## Exercise instructions
Set down each entry from the block beneath, exactly as written.

[Task input start]

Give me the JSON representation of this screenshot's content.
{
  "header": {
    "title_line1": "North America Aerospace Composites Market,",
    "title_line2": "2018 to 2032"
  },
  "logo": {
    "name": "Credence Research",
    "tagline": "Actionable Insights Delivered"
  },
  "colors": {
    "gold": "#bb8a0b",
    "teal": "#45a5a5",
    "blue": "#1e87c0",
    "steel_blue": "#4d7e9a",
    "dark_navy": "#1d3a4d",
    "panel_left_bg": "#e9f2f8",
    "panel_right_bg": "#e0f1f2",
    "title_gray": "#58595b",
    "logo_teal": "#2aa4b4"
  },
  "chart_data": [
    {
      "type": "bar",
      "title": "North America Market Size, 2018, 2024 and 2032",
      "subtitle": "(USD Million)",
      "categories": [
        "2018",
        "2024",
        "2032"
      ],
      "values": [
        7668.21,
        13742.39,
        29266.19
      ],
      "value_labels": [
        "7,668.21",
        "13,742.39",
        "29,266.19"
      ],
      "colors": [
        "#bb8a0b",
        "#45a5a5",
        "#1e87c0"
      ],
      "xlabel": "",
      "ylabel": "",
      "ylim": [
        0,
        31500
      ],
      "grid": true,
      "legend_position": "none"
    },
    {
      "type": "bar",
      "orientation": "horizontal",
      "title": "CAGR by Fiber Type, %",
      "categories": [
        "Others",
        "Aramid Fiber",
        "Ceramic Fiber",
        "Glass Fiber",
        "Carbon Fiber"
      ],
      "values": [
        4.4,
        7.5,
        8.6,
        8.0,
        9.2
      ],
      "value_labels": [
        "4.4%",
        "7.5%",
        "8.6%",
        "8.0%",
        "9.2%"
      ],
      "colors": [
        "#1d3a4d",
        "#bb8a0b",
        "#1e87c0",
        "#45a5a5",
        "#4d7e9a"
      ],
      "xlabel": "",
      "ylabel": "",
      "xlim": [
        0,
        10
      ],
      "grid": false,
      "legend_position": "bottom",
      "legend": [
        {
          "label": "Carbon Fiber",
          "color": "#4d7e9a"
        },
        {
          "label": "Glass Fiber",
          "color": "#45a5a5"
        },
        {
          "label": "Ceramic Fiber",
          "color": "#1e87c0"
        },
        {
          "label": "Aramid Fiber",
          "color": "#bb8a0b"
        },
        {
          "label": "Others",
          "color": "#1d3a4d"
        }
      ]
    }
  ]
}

[Task input end]

## Reply to the task
Give me the JSON representation of this screenshot's content.
{
  "header": {
    "title_line1": "North America Aerospace Composites Market,",
    "title_line2": "2018 to 2032"
  },
  "logo": {
    "name": "Credence Research",
    "tagline": "Actionable Insights Delivered"
  },
  "colors": {
    "gold": "#bb8a0b",
    "teal": "#45a5a5",
    "blue": "#1e87c0",
    "steel_blue": "#4d7e9a",
    "dark_navy": "#1d3a4d",
    "panel_left_bg": "#e9f2f8",
    "panel_right_bg": "#e0f1f2",
    "title_gray": "#58595b",
    "logo_teal": "#2aa4b4"
  },
  "chart_data": [
    {
      "type": "bar",
      "title": "North America Market Size, 2018, 2024 and 2032",
      "subtitle": "(USD Million)",
      "categories": [
        "2018",
        "2024",
        "2032"
      ],
      "values": [
        7668.21,
        13742.39,
        29266.19
      ],
      "value_labels": [
        "7,668.21",
        "13,742.39",
        "29,266.19"
      ],
      "colors": [
        "#bb8a0b",
        "#45a5a5",
        "#1e87c0"
      ],
      "xlabel": "",
      "ylabel": "",
      "ylim": [
        0,
        31500
      ],
      "grid": true,
      "legend_position": "none"
    },
    {
      "type": "bar",
      "orientation": "horizontal",
      "title": "CAGR by Fiber Type, %",
      "categories": [
        "Others",
        "Aramid Fiber",
        "Ceramic Fiber",
        "Glass Fiber",
        "Carbon Fiber"
      ],
      "values": [
        4.4,
        7.5,
        8.6,
        8.0,
        9.2
      ],
      "value_labels": [
        "4.4%",
        "7.5%",
        "8.6%",
        "8.0%",
        "9.2%"
      ],
      "colors": [
        "#1d3a4d",
        "#bb8a0b",
        "#1e87c0",
        "#45a5a5",
        "#4d7e9a"
      ],
      "xlabel": "",
      "ylabel": "",
      "xlim": [
        0,
        10
      ],
      "grid": false,
      "legend_position": "bottom",
      "legend": [
        {
          "label": "Carbon Fiber",
          "color": "#4d7e9a"
        },
        {
          "label": "Glass Fiber",
          "color": "#45a5a5"
        },
        {
          "label": "Ceramic Fiber",
          "color": "#1e87c0"
        },
        {
          "label": "Aramid Fiber",
          "color": "#bb8a0b"
        },
        {
          "label": "Others",
          "color": "#1d3a4d"
        }
      ]
    }
  ]
}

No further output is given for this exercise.